### Task directions
Isolate every line in the records below with "Hilfsl" in it.

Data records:

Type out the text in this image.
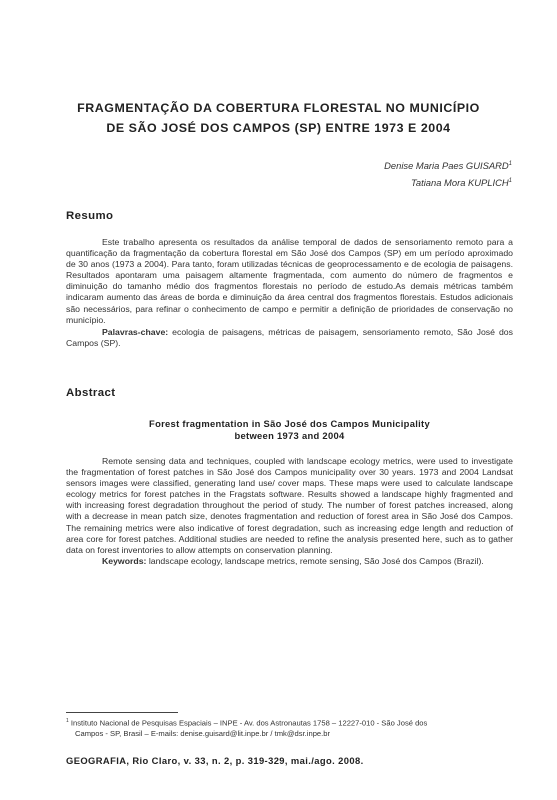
FRAGMENTAÇÃO DA COBERTURA FLORESTAL NO MUNICÍPIO
DE SÃO JOSÉ DOS CAMPOS (SP) ENTRE 1973 E 2004
Denise Maria Paes GUISARD$^1$
Tatiana Mora KUPLICH$^1$
Resumo

Este trabalho apresenta os resultados da análise temporal de dados de sensoriamento remoto para a quantificação da fragmentação da cobertura florestal em São José dos Campos (SP) em um período aproximado de 30 anos (1973 a 2004). Para tanto, foram utilizadas técnicas de geoprocessamento e de ecologia de paisagens. Resultados apontaram uma paisagem altamente fragmentada, com aumento do número de fragmentos e diminuição do tamanho médio dos fragmentos florestais no período de estudo.As demais métricas também indicaram aumento das áreas de borda e diminuição da área central dos fragmentos florestais. Estudos adicionais são necessários, para refinar o conhecimento de campo e permitir a definição de prioridades de conservação no município.

Palavras-chave: ecologia de paisagens, métricas de paisagem, sensoriamento remoto, São José dos Campos (SP).

Abstract
Forest fragmentation in São José dos Campos Municipality
between 1973 and 2004

Remote sensing data and techniques, coupled with landscape ecology metrics, were used to investigate the fragmentation of forest patches in São José dos Campos municipality over 30 years. 1973 and 2004 Landsat sensors images were classified, generating land use/ cover maps. These maps were used to calculate landscape ecology metrics for forest patches in the Fragstats software. Results showed a landscape highly fragmented and with increasing forest degradation throughout the period of study. The number of forest patches increased, along with a decrease in mean patch size, denotes fragmentation and reduction of forest area in São José dos Campos. The remaining metrics were also indicative of forest degradation, such as increasing edge length and reduction of area core for forest patches. Additional studies are needed to refine the analysis presented here, such as to gather data on forest inventories to allow attempts on conservation planning.

Keywords: landscape ecology, landscape metrics, remote sensing, São José dos Campos (Brazil).

$^1$ Instituto Nacional de Pesquisas Espaciais – INPE - Av. dos Astronautas 1758 – 12227-010 - São José dos
Campos - SP, Brasil – E-mails: denise.guisard@lit.inpe.br / tmk@dsr.inpe.br
GEOGRAFIA, Rio Claro, v. 33, n. 2, p. 319-329, mai./ago. 2008.
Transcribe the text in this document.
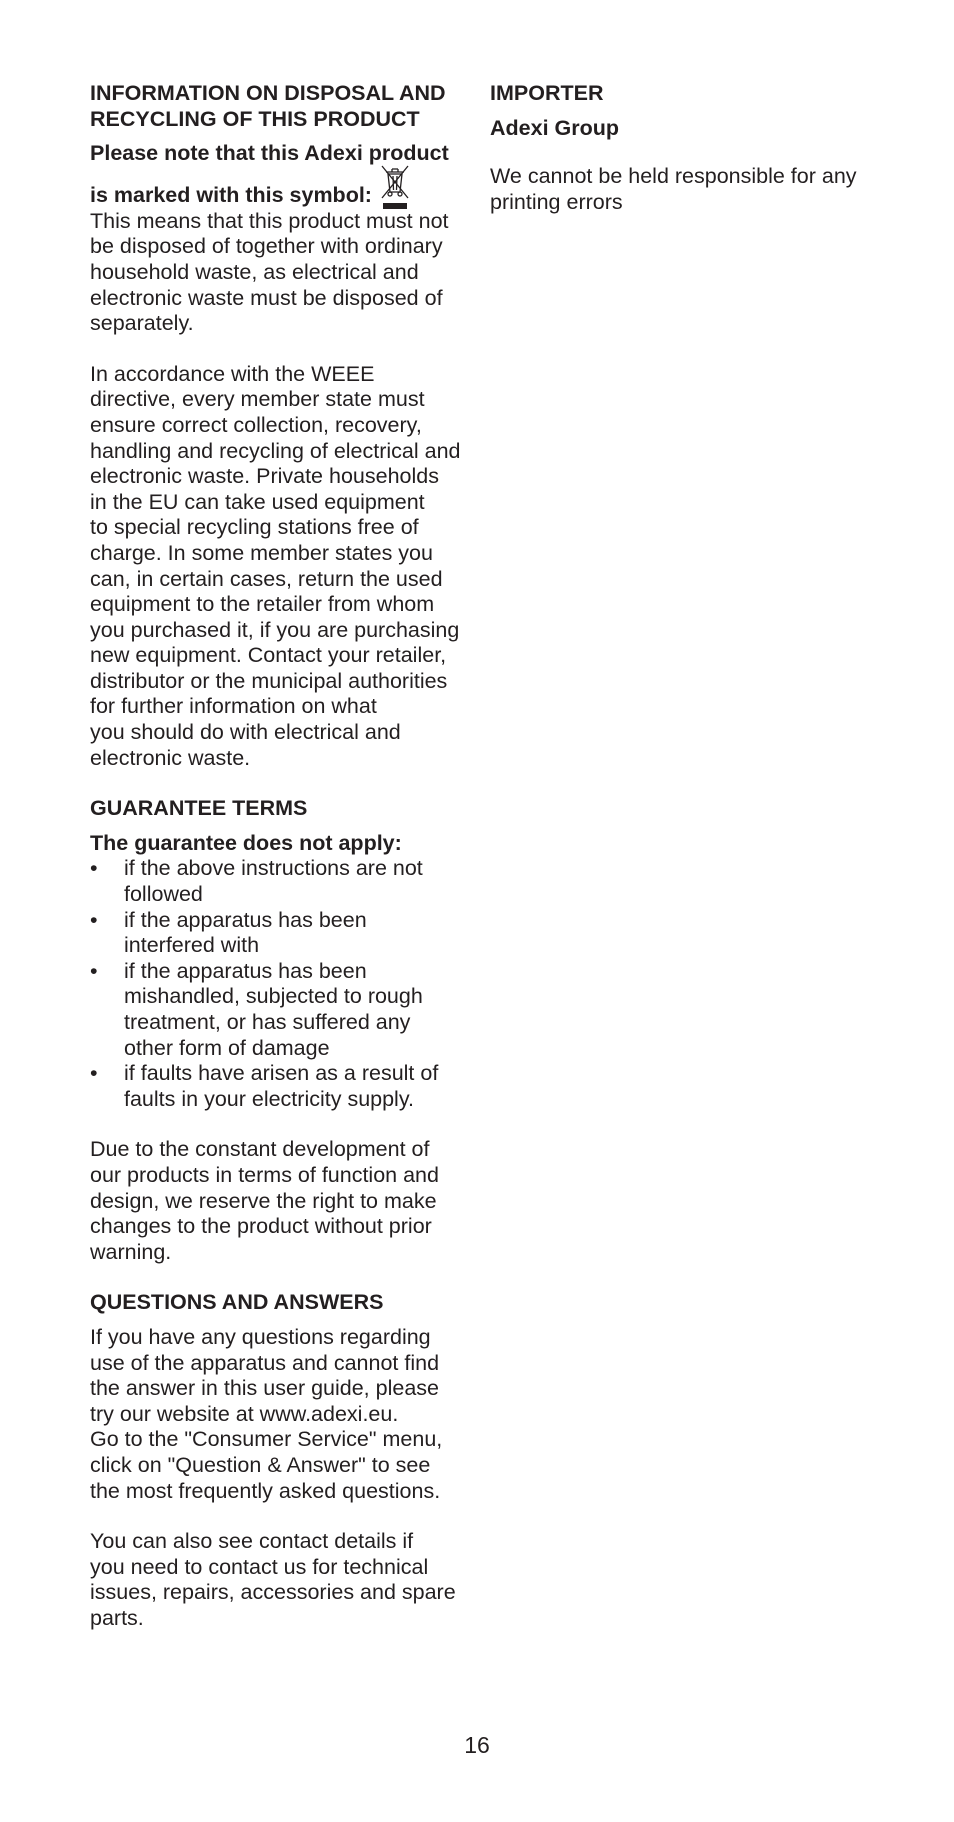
INFORMATION ON DISPOSAL AND
RECYCLING OF THIS PRODUCT

Please note that this Adexi product

is marked with this symbol:

This means that this product must not
be disposed of together with ordinary
household waste, as electrical and
electronic waste must be disposed of
separately.

In accordance with the WEEE
directive, every member state must
ensure correct collection, recovery,
handling and recycling of electrical and
electronic waste. Private households
in the EU can take used equipment
to special recycling stations free of
charge. In some member states you
can, in certain cases, return the used
equipment to the retailer from whom
you purchased it, if you are purchasing
new equipment. Contact your retailer,
distributor or the municipal authorities
for further information on what
you should do with electrical and
electronic waste.

GUARANTEE TERMS

The guarantee does not apply:

• if the above instructions are not
followed
• if the apparatus has been
interfered with
• if the apparatus has been
mishandled, subjected to rough
treatment, or has suffered any
other form of damage
• if faults have arisen as a result of
faults in your electricity supply.

Due to the constant development of
our products in terms of function and
design, we reserve the right to make
changes to the product without prior
warning.

QUESTIONS AND ANSWERS

If you have any questions regarding
use of the apparatus and cannot find
the answer in this user guide, please
try our website at www.adexi.eu.
Go to the "Consumer Service" menu,
click on "Question & Answer" to see
the most frequently asked questions.

You can also see contact details if
you need to contact us for technical
issues, repairs, accessories and spare
parts.

IMPORTER

Adexi Group

We cannot be held responsible for any
printing errors

16
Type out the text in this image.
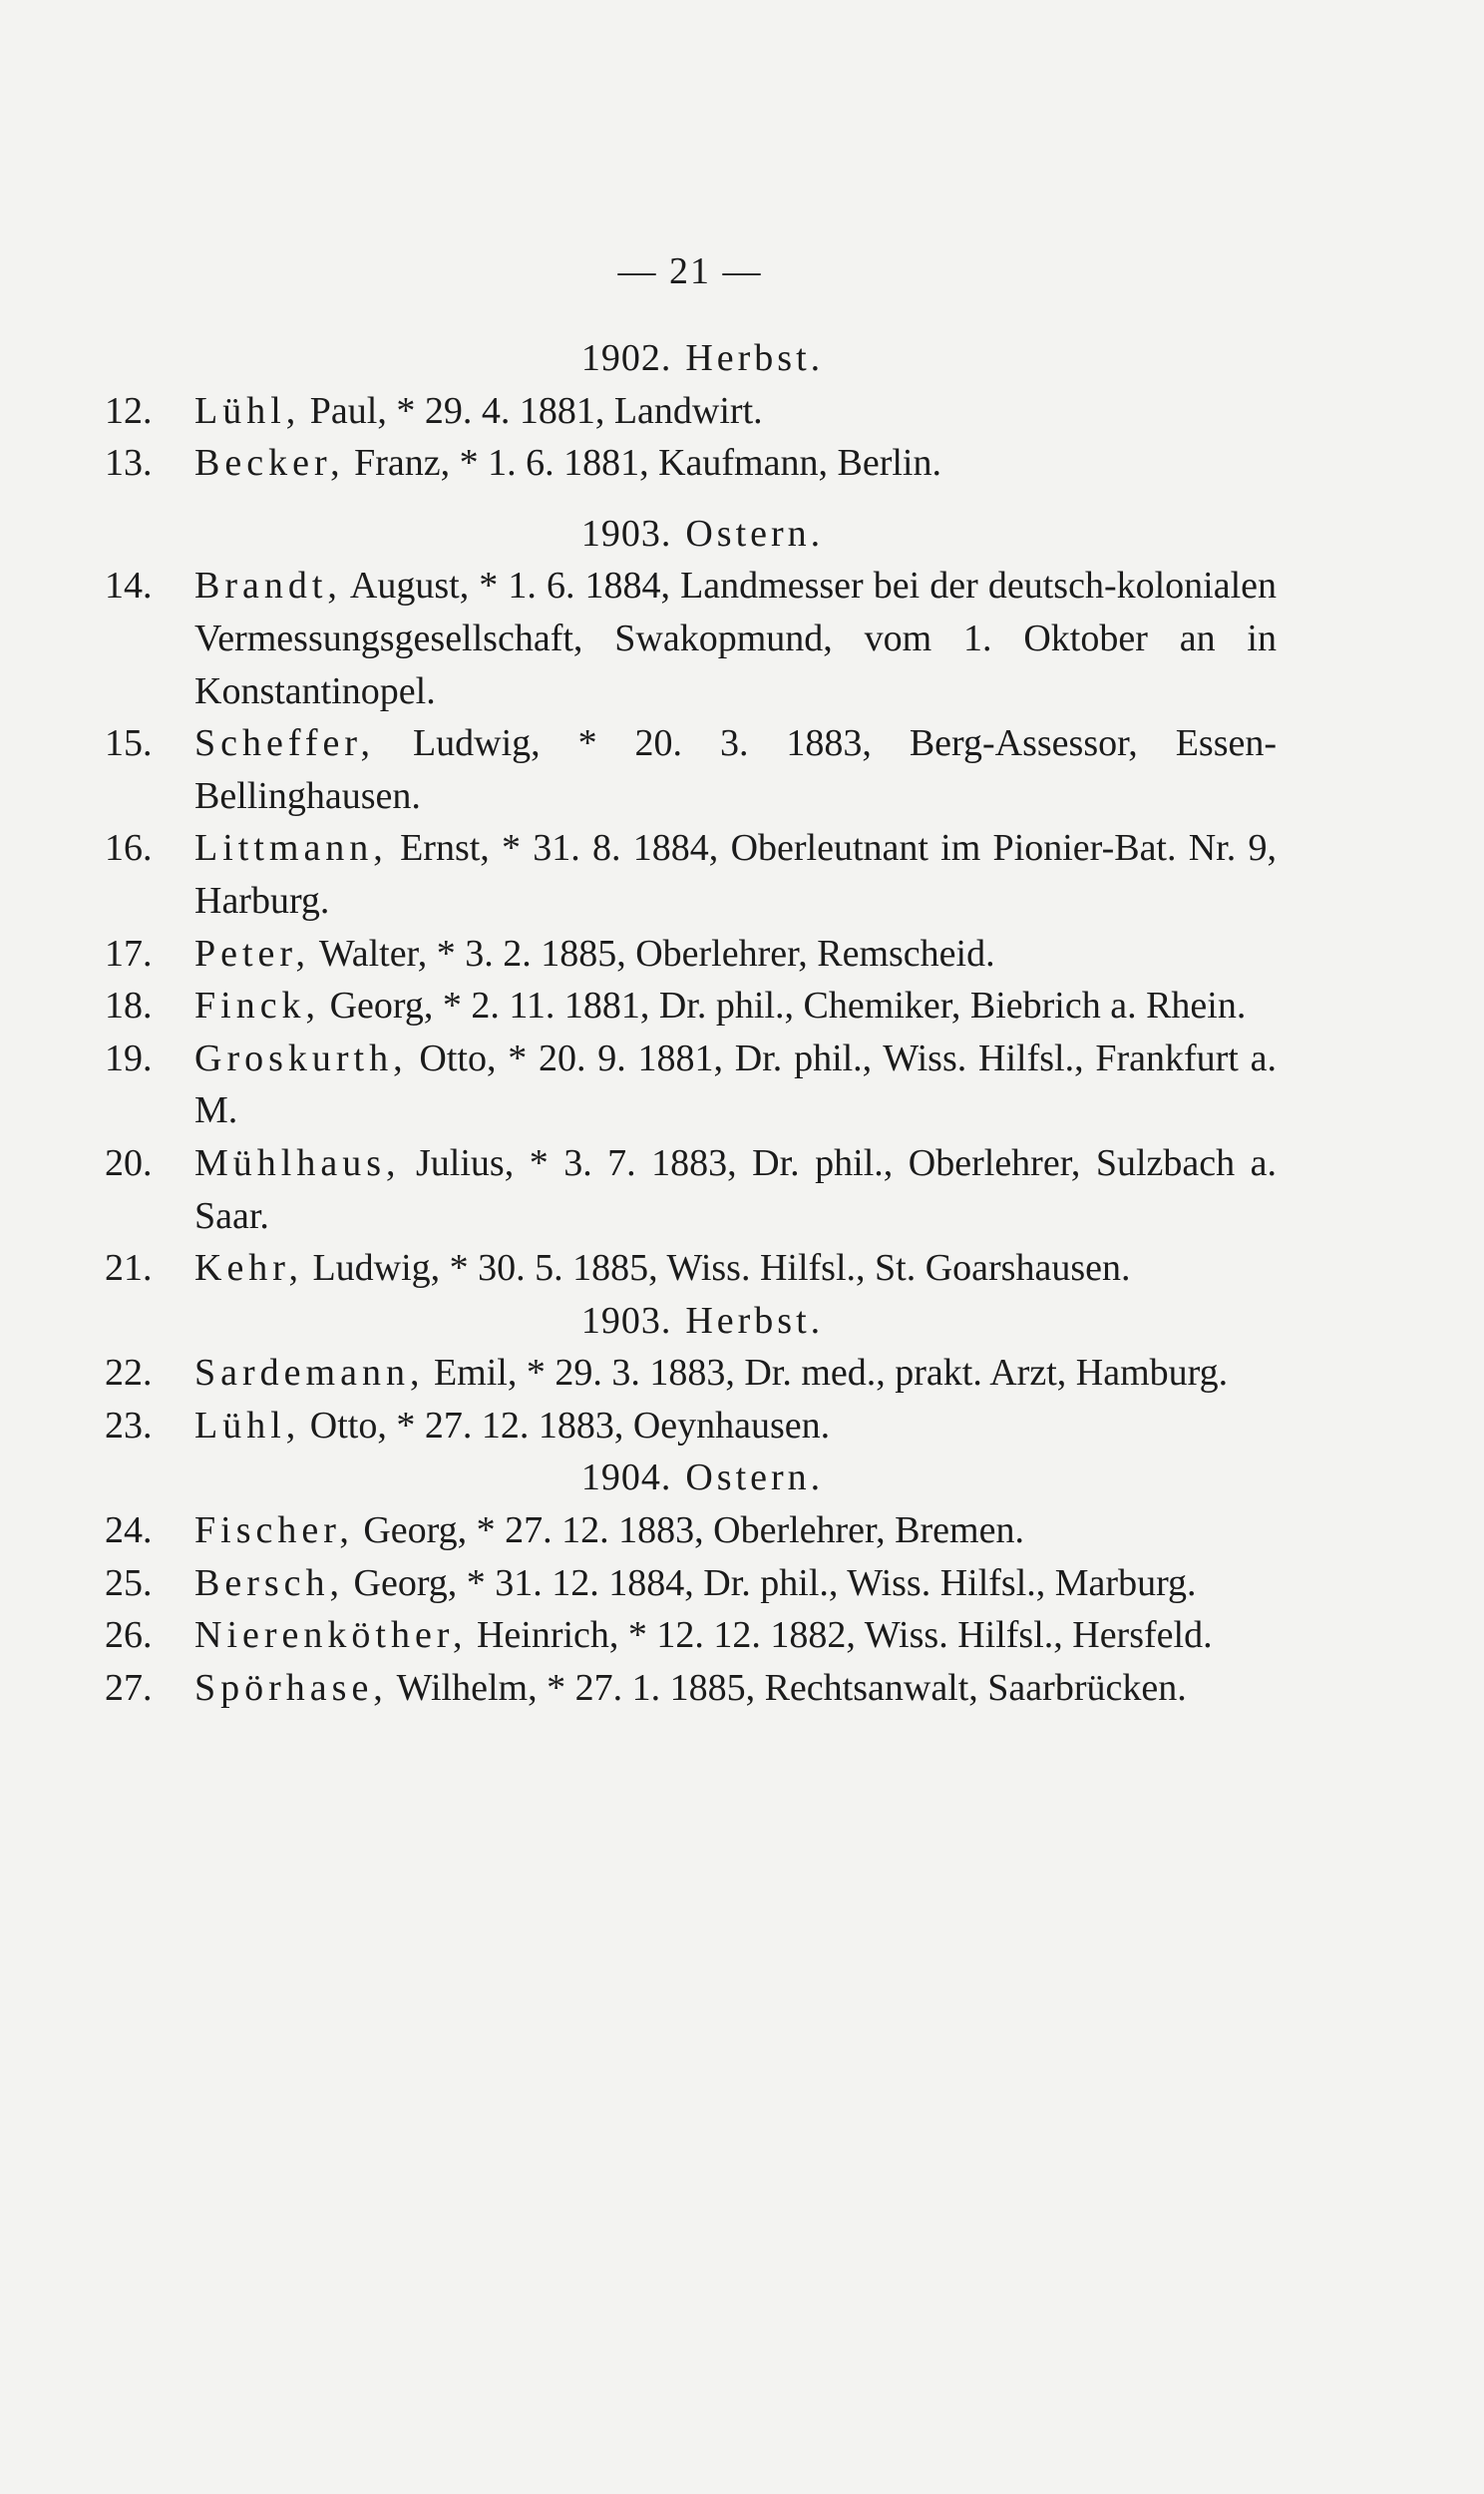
— 21 —
1902. Herbst.
12. Lühl, Paul, * 29. 4. 1881, Landwirt.
13. Becker, Franz, * 1. 6. 1881, Kaufmann, Berlin.
1903. Ostern.
14. Brandt, August, * 1. 6. 1884, Landmesser bei der deutsch-kolonialen Vermessungsgesellschaft, Swakopmund, vom 1. Oktober an in Konstantinopel.
15. Scheffer, Ludwig, * 20. 3. 1883, Berg-Assessor, Essen-Bellinghausen.
16. Littmann, Ernst, * 31. 8. 1884, Oberleutnant im Pionier-Bat. Nr. 9, Harburg.
17. Peter, Walter, * 3. 2. 1885, Oberlehrer, Remscheid.
18. Finck, Georg, * 2. 11. 1881, Dr. phil., Chemiker, Biebrich a. Rhein.
19. Groskurth, Otto, * 20. 9. 1881, Dr. phil., Wiss. Hilfsl., Frankfurt a. M.
20. Mühlhaus, Julius, * 3. 7. 1883, Dr. phil., Oberlehrer, Sulzbach a. Saar.
21. Kehr, Ludwig, * 30. 5. 1885, Wiss. Hilfsl., St. Goarshausen.
1903. Herbst.
22. Sardemann, Emil, * 29. 3. 1883, Dr. med., prakt. Arzt, Hamburg.
23. Lühl, Otto, * 27. 12. 1883, Oeynhausen.
1904. Ostern.
24. Fischer, Georg, * 27. 12. 1883, Oberlehrer, Bremen.
25. Bersch, Georg, * 31. 12. 1884, Dr. phil., Wiss. Hilfsl., Marburg.
26. Nierenköther, Heinrich, * 12. 12. 1882, Wiss. Hilfsl., Hersfeld.
27. Spörhase, Wilhelm, * 27. 1. 1885, Rechtsanwalt, Saarbrücken.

### Result of this task
19. Groskurth, Otto, * 20. 9. 1881, Dr. phil., Wiss. Hilfsl., Frankfurt a. M.
21. Kehr, Ludwig, * 30. 5. 1885, Wiss. Hilfsl., St. Goarshausen.
25. Bersch, Georg, * 31. 12. 1884, Dr. phil., Wiss. Hilfsl., Marburg.
26. Nierenköther, Heinrich, * 12. 12. 1882, Wiss. Hilfsl., Hersfeld.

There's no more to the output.